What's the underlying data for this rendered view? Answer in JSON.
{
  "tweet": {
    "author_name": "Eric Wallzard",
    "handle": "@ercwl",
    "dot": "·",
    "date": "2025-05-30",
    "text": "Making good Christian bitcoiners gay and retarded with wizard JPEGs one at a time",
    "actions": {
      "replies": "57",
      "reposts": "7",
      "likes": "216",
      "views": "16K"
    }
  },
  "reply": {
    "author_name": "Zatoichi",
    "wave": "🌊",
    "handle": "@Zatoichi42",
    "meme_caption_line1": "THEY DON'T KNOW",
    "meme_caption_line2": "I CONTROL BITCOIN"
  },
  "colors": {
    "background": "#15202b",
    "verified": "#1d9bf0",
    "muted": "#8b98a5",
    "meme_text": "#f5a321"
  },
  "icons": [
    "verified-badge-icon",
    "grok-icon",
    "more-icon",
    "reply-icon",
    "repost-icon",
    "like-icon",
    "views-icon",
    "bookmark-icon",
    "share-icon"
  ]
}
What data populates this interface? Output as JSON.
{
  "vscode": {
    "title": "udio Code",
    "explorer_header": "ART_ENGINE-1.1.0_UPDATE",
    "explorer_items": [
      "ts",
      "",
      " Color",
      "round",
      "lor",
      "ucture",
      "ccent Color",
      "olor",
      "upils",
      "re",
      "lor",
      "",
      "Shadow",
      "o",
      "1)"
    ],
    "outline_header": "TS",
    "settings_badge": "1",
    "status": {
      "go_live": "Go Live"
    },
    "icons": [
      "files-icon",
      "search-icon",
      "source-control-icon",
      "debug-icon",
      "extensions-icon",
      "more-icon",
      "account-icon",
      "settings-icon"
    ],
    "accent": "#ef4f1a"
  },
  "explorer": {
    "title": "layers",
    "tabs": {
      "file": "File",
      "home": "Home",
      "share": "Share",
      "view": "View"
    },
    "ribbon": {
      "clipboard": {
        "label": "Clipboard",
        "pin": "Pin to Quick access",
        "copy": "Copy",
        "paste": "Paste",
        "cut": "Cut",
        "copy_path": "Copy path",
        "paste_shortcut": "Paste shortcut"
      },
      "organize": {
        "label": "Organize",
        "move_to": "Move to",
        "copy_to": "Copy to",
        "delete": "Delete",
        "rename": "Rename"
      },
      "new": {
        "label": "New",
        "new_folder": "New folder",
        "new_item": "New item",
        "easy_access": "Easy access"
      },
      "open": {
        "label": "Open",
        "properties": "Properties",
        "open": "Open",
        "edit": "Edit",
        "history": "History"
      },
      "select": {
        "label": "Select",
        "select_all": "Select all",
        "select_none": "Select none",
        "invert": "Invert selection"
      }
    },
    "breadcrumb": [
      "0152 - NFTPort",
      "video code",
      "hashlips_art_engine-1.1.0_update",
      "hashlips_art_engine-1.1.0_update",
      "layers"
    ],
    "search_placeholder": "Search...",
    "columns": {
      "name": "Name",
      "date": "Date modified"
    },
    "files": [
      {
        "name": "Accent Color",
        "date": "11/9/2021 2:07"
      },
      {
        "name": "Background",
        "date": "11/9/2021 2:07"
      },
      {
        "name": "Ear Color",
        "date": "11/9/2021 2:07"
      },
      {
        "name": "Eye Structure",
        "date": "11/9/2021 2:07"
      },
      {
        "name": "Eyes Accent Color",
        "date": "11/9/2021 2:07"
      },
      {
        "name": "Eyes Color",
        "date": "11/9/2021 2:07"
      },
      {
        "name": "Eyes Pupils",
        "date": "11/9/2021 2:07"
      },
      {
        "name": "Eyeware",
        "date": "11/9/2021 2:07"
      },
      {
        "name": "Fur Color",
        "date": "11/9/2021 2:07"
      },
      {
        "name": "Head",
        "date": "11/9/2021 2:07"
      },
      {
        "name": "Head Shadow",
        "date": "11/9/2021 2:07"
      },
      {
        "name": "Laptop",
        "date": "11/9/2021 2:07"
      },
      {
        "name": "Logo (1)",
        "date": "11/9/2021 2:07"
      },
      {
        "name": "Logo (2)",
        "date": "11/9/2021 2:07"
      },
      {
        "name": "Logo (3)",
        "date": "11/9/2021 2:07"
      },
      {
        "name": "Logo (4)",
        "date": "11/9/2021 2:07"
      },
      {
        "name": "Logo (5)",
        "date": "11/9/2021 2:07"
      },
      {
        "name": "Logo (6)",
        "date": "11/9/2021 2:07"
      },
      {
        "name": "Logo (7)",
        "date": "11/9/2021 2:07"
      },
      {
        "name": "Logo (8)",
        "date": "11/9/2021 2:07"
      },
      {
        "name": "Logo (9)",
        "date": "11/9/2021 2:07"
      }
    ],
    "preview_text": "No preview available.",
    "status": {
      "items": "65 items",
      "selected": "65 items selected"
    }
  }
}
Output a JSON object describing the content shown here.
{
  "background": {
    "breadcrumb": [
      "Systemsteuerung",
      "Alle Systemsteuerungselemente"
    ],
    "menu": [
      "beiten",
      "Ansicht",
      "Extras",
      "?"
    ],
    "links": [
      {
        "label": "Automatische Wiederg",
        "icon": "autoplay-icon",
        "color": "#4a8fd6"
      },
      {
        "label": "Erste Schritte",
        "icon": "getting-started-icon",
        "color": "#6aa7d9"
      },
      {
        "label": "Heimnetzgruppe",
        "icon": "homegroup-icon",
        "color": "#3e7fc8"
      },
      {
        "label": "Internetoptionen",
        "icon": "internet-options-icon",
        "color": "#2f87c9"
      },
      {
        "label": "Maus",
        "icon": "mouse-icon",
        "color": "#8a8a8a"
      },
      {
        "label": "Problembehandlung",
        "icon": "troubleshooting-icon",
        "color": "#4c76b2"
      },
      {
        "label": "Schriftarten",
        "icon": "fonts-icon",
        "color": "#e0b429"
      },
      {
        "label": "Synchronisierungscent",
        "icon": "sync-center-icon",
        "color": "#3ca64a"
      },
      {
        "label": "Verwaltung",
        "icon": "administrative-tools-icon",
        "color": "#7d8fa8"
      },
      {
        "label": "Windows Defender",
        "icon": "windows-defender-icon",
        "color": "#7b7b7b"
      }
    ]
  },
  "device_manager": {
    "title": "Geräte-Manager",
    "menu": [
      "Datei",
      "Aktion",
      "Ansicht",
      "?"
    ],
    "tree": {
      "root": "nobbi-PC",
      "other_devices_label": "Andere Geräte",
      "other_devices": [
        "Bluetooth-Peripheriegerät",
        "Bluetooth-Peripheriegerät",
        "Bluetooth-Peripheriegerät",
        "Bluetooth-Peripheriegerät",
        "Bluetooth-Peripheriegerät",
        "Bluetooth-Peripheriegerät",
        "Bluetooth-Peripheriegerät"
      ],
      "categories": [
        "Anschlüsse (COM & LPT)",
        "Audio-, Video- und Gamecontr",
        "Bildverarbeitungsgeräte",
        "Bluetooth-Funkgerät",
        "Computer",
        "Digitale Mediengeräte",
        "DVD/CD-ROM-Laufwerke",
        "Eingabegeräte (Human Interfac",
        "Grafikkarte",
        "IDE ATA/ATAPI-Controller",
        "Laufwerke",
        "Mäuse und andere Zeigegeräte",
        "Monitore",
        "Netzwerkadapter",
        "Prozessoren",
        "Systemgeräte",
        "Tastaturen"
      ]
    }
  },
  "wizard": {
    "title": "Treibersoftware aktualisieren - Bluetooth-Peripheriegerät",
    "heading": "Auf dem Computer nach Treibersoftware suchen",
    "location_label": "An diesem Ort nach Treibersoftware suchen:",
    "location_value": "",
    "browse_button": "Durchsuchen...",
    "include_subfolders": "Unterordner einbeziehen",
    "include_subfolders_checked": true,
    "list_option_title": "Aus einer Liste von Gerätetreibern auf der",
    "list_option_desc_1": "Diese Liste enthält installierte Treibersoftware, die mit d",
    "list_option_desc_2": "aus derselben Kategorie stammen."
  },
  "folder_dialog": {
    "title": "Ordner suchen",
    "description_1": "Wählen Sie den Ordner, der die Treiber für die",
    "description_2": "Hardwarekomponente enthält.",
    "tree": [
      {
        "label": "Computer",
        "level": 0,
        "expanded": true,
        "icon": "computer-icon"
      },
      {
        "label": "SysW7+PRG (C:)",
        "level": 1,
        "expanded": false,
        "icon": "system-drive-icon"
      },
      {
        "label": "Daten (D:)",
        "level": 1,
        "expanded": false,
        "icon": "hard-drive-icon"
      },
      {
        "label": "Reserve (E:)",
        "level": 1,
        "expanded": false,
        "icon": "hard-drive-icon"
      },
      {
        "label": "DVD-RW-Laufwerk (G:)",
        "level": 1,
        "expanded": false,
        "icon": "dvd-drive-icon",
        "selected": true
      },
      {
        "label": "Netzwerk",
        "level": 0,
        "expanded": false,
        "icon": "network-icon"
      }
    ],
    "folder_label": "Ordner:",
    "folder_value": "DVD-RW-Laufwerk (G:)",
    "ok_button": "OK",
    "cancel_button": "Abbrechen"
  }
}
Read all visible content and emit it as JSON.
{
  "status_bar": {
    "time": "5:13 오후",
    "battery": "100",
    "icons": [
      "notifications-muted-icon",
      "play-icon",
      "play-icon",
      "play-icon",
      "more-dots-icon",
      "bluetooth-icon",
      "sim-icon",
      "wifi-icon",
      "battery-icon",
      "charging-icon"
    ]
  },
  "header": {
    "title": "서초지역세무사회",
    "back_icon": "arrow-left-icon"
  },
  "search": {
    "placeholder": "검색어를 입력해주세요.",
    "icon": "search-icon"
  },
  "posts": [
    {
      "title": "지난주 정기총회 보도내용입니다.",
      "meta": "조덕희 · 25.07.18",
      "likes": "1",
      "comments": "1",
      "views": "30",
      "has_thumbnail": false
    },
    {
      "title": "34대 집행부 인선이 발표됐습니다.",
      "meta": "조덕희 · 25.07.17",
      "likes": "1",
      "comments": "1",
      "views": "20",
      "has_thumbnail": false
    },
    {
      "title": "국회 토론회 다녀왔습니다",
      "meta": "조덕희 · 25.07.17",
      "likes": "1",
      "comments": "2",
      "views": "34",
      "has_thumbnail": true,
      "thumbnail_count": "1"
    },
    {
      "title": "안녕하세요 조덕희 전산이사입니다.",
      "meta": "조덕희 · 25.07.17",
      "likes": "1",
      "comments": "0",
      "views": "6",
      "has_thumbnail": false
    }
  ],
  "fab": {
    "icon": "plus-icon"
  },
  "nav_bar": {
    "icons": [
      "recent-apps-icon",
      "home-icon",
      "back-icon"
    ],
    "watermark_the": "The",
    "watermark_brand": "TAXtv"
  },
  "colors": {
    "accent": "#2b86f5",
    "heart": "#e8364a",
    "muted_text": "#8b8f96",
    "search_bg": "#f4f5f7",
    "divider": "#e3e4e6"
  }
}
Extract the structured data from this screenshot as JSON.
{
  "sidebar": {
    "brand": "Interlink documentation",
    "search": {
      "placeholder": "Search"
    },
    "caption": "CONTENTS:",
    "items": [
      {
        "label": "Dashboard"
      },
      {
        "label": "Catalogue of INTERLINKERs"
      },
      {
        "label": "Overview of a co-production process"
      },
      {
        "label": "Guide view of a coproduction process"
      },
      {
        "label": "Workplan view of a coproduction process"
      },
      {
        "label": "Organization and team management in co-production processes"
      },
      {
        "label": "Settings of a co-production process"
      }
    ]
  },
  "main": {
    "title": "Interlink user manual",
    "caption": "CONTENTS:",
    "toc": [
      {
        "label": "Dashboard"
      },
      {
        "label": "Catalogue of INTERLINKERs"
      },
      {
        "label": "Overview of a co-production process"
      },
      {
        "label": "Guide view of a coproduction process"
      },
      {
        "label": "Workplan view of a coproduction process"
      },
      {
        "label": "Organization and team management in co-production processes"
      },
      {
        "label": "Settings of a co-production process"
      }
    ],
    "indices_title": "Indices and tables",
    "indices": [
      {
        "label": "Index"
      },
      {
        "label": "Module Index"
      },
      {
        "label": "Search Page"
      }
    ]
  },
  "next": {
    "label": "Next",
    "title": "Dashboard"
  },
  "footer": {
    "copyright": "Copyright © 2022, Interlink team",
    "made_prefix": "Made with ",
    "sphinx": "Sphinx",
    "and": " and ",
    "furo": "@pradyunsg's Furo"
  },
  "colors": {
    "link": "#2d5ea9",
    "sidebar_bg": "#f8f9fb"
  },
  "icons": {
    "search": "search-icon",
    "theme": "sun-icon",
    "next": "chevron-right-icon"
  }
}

__EXERCISE OBJECTIVE__
Look through the material above and pick out each line holding the word "Paste".

__CORRECT RESULT__
        "paste": "Paste",
        "paste_shortcut": "Paste shortcut"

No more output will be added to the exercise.